Stored records:
========
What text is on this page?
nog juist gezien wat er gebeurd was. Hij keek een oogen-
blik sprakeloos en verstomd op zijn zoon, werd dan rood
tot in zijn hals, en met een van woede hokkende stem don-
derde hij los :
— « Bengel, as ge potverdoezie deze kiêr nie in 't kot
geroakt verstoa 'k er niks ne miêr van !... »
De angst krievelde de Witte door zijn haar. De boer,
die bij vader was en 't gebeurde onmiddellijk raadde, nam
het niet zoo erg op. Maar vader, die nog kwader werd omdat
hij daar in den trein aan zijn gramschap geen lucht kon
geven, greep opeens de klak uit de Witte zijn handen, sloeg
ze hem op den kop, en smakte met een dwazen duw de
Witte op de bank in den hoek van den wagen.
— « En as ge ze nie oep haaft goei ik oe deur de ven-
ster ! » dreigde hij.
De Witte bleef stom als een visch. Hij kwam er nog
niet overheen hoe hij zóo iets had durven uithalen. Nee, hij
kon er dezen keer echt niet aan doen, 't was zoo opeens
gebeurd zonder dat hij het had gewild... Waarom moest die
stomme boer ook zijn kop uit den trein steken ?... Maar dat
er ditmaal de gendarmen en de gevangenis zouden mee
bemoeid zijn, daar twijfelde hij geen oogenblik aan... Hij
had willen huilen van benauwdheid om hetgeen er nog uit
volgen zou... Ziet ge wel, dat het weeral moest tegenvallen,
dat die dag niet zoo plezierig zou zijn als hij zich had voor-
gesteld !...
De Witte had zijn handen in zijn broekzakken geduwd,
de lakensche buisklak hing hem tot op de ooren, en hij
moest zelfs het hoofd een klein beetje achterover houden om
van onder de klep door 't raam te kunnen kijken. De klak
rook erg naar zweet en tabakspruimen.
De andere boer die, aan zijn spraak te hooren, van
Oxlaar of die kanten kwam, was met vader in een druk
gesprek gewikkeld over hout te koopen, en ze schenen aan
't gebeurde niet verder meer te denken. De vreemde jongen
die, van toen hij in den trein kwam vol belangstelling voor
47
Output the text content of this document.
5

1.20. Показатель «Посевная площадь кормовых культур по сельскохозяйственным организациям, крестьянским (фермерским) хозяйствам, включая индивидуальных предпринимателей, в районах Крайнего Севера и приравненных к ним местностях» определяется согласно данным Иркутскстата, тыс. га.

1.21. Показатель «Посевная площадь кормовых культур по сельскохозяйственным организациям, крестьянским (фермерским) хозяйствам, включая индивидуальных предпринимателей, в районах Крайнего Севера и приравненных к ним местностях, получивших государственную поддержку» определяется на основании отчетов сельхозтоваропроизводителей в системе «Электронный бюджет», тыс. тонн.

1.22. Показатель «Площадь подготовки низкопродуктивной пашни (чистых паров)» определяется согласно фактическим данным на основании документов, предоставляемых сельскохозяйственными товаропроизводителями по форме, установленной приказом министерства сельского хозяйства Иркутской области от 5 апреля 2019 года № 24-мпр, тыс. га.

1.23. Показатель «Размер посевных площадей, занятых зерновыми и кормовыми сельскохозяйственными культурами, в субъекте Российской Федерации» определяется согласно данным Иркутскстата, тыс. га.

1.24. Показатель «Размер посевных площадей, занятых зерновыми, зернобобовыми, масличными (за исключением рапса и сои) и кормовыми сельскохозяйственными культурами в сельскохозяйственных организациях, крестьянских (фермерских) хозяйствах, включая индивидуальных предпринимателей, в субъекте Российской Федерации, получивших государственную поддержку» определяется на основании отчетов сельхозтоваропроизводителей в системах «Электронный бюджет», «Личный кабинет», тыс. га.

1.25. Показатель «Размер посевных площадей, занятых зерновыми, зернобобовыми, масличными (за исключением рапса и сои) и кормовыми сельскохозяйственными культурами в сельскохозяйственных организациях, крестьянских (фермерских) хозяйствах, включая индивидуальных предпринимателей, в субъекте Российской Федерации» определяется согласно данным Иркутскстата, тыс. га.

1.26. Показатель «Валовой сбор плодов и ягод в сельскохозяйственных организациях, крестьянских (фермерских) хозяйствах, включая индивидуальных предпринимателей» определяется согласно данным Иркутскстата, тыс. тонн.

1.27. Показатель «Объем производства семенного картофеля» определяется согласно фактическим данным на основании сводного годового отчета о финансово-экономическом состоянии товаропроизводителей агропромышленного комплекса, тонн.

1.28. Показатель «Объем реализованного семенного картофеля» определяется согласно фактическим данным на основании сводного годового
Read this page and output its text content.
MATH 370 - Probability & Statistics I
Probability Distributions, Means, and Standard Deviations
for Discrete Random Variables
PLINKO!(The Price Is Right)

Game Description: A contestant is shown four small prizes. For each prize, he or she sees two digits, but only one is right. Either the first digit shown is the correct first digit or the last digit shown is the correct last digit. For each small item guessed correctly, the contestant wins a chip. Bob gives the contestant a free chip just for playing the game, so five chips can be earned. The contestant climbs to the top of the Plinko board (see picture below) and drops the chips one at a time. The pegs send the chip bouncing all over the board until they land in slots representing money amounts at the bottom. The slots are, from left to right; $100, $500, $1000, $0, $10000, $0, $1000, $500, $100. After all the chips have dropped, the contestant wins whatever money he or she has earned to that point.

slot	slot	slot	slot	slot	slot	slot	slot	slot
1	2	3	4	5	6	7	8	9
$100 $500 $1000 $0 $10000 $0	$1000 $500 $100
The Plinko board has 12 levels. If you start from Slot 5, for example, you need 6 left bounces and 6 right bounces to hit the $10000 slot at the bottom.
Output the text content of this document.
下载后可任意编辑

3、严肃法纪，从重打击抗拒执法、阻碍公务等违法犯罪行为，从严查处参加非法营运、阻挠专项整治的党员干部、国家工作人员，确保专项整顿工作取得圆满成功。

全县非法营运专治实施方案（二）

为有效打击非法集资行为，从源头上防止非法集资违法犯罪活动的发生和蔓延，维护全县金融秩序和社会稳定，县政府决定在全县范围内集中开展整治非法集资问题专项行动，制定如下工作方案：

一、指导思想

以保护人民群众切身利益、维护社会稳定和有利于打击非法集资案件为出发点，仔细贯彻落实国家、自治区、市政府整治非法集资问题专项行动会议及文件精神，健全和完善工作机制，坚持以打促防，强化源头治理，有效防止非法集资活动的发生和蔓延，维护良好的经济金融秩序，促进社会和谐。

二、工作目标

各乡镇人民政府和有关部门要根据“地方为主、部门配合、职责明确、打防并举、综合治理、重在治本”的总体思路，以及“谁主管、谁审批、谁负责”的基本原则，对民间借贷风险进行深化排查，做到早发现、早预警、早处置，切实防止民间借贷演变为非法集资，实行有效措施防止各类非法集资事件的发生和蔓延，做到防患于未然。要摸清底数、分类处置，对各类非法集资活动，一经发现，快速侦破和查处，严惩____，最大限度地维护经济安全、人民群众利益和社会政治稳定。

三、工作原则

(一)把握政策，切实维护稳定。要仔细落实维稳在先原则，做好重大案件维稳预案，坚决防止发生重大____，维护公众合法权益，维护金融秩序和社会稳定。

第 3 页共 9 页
========
Written exercise: Provide only the count of lines in the data above that include the string "page".

Exercise answer: 2